-- Start Records shown --
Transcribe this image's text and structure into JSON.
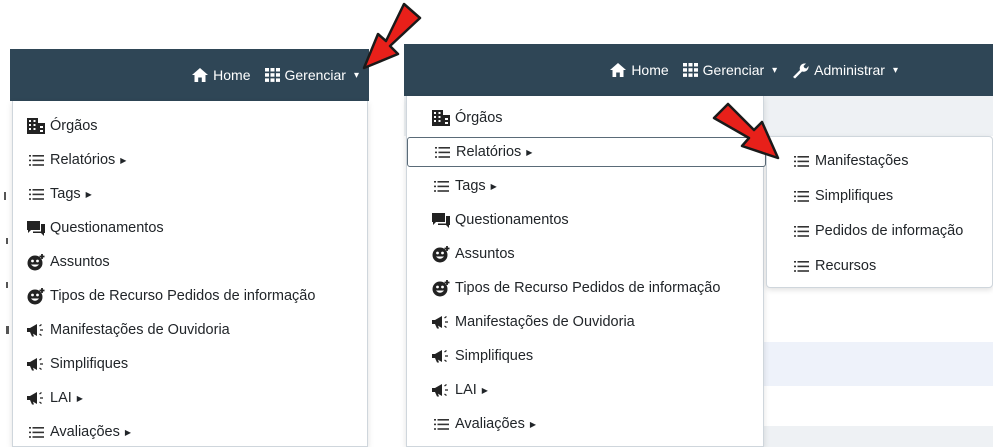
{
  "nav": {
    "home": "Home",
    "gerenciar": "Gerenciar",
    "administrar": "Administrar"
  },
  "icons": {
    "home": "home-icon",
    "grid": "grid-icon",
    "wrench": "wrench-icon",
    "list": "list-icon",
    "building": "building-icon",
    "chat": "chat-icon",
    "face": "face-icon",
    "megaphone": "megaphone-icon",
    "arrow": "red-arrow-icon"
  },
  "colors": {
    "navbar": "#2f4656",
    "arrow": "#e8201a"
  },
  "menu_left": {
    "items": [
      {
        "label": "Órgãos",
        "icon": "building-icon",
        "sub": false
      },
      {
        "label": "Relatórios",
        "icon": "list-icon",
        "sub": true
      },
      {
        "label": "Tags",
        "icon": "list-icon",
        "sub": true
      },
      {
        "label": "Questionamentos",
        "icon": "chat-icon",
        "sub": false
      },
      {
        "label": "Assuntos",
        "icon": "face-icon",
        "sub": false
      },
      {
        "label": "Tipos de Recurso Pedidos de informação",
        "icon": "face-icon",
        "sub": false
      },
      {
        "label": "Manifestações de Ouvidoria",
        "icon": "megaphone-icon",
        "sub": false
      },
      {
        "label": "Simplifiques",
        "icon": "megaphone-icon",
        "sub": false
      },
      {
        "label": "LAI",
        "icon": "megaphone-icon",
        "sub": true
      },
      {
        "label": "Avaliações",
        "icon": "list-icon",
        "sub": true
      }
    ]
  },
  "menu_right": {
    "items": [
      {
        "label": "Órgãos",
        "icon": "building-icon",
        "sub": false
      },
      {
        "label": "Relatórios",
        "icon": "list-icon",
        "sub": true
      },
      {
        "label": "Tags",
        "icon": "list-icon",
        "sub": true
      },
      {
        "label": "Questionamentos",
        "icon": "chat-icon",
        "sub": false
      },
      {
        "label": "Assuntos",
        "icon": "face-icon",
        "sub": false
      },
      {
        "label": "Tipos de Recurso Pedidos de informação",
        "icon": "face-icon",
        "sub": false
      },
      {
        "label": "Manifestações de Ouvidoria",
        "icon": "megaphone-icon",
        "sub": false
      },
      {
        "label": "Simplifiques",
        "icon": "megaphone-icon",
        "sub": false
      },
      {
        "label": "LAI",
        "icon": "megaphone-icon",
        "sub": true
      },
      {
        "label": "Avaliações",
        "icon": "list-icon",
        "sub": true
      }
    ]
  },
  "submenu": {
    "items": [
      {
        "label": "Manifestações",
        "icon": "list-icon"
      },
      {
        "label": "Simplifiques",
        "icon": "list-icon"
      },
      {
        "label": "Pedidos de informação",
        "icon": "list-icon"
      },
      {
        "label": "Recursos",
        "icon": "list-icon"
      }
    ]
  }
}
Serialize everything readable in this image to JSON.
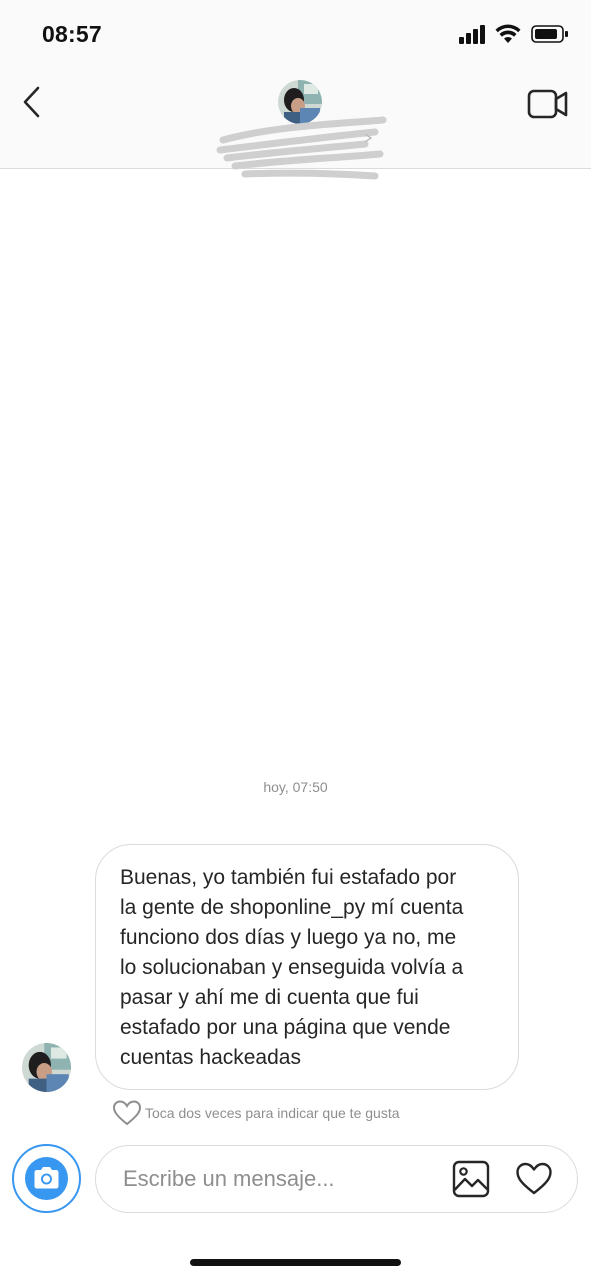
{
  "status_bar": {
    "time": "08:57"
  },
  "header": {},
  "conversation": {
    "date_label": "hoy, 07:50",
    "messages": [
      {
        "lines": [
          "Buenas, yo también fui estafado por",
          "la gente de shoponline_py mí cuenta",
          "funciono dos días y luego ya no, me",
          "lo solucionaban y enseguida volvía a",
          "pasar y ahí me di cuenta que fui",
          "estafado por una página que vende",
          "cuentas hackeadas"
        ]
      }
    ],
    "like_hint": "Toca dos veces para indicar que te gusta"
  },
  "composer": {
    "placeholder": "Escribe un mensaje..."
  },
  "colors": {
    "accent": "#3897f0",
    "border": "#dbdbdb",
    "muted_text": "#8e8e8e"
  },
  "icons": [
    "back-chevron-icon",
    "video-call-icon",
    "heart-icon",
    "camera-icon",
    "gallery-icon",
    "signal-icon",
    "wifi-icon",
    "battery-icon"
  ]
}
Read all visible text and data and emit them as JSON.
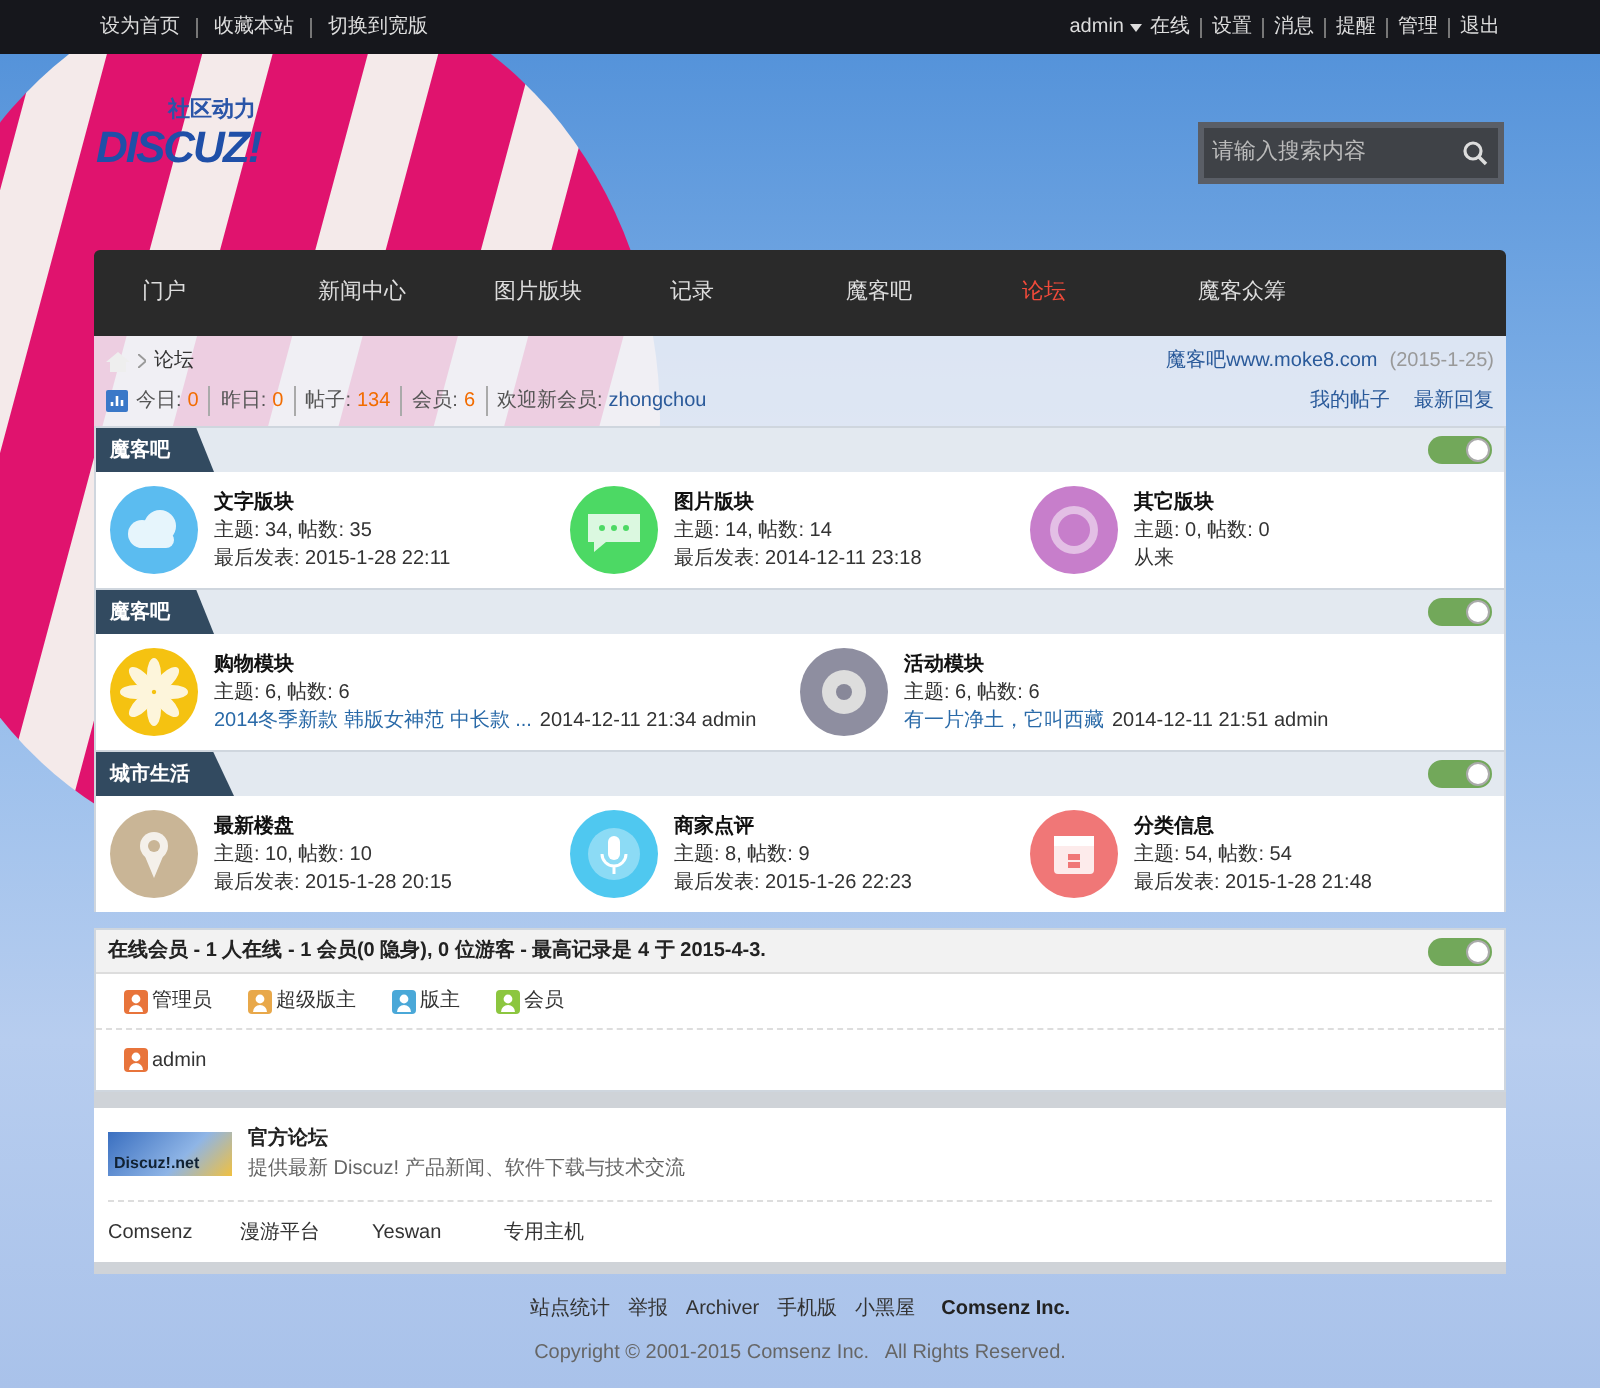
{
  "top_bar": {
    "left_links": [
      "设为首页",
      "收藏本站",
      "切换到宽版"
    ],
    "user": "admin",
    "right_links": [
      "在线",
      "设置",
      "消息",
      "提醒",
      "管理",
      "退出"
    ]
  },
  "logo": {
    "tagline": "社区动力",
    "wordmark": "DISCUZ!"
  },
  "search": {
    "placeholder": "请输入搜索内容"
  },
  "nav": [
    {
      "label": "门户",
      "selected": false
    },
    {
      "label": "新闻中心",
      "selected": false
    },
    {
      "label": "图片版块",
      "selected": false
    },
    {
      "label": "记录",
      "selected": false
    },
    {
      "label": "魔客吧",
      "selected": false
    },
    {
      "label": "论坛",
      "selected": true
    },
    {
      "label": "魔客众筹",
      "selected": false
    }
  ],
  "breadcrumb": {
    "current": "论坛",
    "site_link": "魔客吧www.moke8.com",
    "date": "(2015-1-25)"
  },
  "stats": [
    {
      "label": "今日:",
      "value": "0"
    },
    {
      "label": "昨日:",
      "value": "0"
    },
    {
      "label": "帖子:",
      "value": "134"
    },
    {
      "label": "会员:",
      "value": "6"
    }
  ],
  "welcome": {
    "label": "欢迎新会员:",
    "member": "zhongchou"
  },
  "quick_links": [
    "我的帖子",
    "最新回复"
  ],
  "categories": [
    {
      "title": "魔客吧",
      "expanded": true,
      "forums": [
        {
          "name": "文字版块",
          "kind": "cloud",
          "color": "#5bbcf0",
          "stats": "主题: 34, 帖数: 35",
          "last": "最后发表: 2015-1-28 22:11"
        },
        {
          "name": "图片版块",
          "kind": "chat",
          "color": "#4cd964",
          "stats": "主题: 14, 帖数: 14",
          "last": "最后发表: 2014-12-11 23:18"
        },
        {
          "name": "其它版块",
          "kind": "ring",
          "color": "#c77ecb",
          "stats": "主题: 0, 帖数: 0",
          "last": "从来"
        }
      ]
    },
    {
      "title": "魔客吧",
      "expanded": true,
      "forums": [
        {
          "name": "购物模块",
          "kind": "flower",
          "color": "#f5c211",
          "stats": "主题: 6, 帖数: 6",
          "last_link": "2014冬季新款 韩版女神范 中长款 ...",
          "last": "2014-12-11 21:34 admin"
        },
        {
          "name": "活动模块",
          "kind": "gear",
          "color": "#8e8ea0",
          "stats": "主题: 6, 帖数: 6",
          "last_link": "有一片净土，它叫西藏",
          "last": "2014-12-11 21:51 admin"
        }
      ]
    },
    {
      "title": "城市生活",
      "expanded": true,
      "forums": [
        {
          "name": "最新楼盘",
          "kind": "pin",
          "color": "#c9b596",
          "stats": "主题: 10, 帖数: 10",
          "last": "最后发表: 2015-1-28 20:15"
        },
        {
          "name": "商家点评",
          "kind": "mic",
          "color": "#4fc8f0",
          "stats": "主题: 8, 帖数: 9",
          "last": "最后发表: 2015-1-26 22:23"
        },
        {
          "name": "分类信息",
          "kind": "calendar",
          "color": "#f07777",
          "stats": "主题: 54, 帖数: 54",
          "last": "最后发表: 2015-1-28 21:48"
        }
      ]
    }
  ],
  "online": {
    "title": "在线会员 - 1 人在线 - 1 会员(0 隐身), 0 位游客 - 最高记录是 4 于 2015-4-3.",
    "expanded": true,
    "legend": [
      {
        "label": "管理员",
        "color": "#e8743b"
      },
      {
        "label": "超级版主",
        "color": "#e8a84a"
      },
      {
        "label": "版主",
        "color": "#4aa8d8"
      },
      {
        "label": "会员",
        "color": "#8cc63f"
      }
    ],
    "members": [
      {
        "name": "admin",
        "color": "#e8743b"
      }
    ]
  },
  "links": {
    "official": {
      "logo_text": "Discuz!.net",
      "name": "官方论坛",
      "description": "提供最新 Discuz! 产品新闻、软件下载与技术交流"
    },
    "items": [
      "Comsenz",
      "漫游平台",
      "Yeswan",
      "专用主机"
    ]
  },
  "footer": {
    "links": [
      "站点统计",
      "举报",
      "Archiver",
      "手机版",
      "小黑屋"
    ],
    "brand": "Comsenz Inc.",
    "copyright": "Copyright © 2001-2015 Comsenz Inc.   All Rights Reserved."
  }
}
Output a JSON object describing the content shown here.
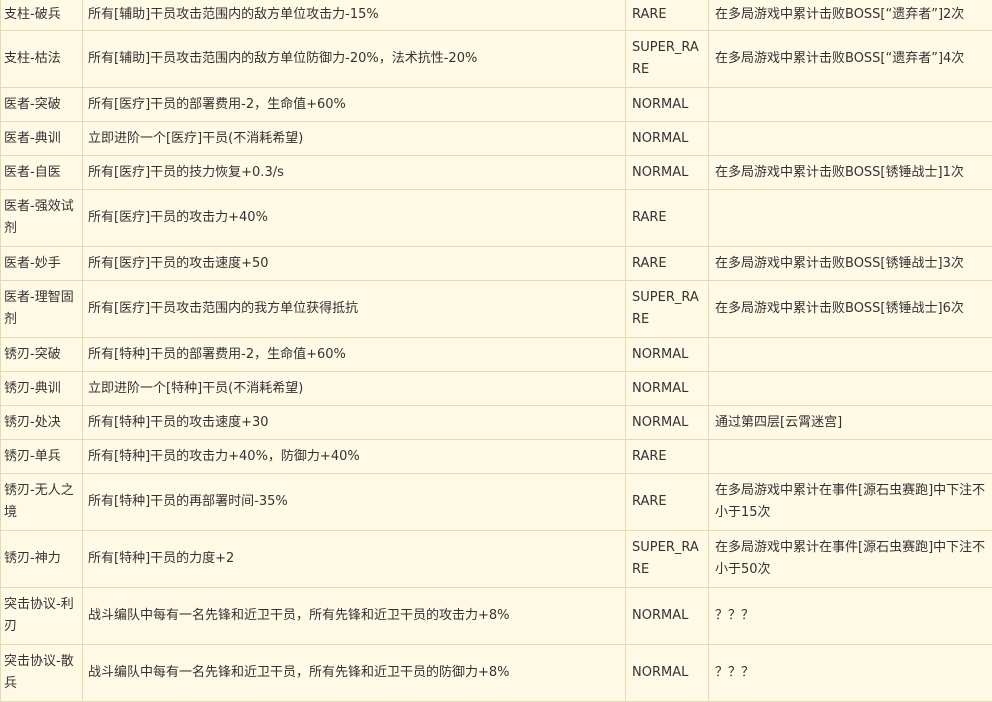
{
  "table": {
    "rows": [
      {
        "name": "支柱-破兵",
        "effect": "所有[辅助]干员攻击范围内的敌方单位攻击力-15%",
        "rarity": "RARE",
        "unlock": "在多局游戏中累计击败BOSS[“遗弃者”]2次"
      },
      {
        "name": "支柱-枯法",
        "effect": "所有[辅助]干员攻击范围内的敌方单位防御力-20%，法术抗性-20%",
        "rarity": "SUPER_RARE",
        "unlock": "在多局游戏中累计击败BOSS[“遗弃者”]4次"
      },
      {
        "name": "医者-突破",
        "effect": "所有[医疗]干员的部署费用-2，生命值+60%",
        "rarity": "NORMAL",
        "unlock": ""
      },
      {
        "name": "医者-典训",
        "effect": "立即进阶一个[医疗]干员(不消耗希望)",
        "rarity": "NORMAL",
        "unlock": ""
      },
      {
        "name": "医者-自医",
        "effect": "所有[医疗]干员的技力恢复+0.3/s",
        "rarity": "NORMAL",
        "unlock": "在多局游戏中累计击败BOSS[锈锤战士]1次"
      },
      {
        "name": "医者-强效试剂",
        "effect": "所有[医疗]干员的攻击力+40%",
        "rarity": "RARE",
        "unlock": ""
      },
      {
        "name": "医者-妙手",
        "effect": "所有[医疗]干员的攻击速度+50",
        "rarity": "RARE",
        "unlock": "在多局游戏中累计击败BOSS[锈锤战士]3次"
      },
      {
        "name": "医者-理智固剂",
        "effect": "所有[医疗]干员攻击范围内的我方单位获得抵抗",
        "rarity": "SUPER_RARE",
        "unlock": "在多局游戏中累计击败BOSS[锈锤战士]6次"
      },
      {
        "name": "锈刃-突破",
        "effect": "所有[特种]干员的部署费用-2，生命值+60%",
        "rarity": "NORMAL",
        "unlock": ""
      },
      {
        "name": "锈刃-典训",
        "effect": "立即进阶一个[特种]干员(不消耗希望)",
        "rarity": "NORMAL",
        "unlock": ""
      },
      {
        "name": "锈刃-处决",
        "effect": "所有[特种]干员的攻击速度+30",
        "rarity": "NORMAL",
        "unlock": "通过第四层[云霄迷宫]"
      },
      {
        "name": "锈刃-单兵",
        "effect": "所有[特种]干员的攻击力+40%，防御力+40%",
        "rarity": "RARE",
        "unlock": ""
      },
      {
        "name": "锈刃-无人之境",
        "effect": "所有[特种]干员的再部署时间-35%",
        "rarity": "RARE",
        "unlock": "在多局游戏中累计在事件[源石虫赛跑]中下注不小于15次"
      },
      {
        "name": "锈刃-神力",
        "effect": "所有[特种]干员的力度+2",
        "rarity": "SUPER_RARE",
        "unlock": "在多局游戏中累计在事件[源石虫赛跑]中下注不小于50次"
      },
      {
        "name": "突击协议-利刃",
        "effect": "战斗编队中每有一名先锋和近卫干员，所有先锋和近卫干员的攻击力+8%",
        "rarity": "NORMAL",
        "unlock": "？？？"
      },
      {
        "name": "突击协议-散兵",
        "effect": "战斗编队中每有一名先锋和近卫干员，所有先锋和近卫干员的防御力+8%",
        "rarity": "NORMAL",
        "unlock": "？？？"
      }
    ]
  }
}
-- End Records shown --
Extract, from the listing above, every line where the string "image" occurs.

The result
Transcribe this image's text and structure into JSON.
Serialize everything readable in this image to JSON.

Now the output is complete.